■ Description of the task
Every line below that contains "предоставлении" is to be copied.

##### Input #####

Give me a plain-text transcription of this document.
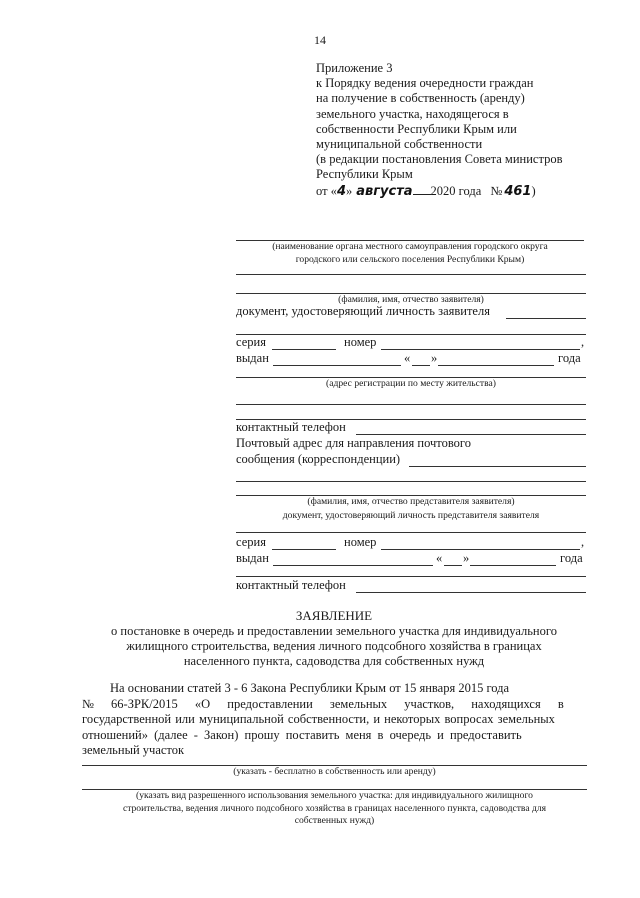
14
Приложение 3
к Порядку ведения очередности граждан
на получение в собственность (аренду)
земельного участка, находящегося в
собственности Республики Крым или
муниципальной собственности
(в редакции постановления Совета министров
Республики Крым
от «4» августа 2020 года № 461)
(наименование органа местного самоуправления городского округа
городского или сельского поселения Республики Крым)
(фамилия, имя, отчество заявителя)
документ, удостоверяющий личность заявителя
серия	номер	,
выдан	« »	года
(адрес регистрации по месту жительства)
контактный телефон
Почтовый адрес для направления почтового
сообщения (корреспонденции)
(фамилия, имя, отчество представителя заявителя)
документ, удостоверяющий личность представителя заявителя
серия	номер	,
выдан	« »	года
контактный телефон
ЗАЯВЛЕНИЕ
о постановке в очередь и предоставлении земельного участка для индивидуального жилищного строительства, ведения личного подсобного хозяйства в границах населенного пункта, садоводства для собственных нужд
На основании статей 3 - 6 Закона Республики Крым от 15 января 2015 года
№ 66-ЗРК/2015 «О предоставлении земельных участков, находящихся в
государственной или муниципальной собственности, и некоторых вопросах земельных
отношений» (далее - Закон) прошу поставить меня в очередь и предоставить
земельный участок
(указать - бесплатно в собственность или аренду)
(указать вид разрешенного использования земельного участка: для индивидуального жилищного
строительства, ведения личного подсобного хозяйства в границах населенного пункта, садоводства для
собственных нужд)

#####

■ Finished exercise
о постановке в очередь и предоставлении земельного участка для индивидуального жилищного строительства, ведения личного подсобного хозяйства в границах населенного пункта, садоводства для собственных нужд
№ 66-ЗРК/2015 «О предоставлении земельных участков, находящихся в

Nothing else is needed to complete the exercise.